Some records:
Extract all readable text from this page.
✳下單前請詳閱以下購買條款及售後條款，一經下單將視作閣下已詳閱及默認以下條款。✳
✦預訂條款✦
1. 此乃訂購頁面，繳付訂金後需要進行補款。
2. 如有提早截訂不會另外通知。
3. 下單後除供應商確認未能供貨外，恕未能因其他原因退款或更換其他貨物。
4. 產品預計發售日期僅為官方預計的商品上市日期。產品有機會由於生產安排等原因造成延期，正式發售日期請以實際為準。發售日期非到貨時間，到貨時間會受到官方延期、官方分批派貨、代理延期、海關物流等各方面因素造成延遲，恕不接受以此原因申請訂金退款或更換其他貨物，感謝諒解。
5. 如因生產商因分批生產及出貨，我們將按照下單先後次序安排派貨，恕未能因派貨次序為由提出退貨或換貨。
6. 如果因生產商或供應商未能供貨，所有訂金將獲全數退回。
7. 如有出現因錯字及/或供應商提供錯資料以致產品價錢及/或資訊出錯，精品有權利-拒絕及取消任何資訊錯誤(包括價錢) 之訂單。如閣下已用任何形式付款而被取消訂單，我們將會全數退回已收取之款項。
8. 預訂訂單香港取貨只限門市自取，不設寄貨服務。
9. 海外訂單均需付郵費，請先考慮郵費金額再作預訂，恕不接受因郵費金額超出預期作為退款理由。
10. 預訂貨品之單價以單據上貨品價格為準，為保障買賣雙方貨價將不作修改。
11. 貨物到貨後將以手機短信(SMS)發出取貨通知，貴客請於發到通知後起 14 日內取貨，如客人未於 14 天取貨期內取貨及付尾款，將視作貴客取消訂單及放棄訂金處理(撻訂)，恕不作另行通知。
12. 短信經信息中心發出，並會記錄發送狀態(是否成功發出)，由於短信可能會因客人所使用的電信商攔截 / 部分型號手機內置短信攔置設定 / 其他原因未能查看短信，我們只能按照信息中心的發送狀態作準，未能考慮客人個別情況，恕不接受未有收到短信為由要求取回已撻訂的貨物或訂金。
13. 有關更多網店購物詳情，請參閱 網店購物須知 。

==

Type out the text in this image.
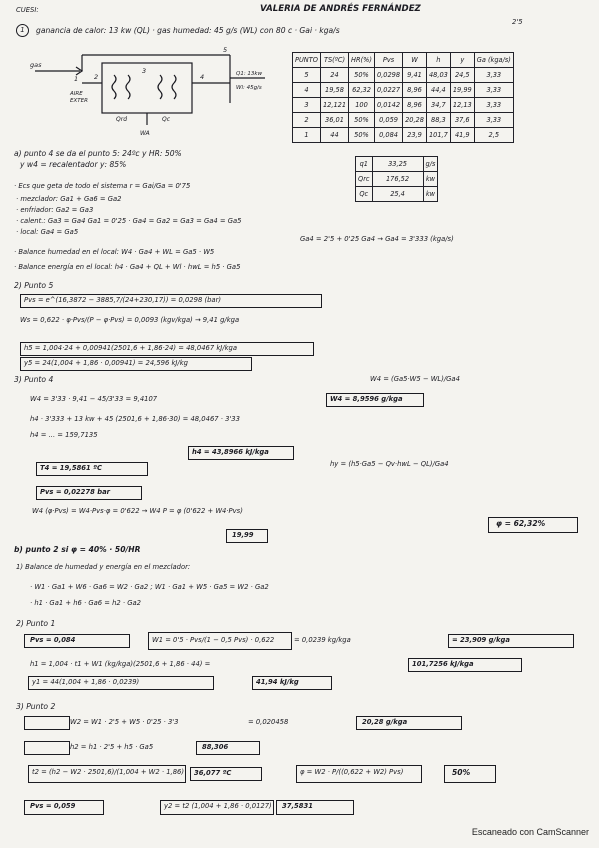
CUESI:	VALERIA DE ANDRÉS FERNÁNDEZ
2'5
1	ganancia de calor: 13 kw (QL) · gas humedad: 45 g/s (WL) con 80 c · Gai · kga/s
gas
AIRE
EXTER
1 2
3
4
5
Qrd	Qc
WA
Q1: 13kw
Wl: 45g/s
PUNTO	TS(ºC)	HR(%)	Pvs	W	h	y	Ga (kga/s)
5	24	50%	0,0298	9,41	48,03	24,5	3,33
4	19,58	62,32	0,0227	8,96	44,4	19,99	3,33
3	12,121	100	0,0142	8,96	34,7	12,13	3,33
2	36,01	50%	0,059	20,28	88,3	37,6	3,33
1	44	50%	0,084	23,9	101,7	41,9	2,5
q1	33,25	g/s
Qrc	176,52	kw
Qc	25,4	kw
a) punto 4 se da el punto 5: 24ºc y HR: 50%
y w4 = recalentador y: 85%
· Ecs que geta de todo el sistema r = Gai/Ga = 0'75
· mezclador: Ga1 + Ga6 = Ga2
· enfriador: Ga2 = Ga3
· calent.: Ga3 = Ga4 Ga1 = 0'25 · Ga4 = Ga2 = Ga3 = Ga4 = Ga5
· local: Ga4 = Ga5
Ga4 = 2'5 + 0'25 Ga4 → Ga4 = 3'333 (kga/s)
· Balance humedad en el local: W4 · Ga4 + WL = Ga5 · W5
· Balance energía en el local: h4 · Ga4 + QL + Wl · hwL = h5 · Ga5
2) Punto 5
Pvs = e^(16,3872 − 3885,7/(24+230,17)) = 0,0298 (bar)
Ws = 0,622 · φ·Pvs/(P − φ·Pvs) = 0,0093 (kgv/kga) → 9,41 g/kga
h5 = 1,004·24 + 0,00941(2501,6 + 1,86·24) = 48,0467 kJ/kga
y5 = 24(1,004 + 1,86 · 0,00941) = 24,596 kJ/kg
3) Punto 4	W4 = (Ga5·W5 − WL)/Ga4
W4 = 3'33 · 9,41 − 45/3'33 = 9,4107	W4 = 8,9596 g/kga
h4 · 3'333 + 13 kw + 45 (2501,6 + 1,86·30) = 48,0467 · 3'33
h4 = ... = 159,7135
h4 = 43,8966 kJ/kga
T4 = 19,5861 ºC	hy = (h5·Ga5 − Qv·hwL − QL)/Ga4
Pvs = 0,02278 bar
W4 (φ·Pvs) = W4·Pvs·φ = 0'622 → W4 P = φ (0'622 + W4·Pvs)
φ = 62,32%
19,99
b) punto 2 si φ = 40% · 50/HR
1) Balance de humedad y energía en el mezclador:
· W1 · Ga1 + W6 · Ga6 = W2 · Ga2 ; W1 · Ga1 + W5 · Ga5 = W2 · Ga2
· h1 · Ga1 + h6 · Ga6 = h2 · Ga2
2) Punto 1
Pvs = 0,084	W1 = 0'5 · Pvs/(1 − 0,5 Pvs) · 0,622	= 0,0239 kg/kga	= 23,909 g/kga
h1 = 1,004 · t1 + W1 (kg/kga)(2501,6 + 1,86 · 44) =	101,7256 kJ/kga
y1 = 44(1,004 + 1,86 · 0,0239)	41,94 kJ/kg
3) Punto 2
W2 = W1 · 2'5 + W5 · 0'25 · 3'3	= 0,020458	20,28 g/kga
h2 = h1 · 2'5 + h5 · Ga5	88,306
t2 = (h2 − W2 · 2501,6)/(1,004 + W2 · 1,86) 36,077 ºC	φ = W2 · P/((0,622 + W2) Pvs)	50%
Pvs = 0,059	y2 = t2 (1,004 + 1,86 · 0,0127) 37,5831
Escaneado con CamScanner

STATED PROBLEM: Using the entries above, return each line that includes the word "local".

SOLUTION TO THIS PROBLEM:
· local: Ga4 = Ga5
· Balance humedad en el local: W4 · Ga4 + WL = Ga5 · W5
· Balance energía en el local: h4 · Ga4 + QL + Wl · hwL = h5 · Ga5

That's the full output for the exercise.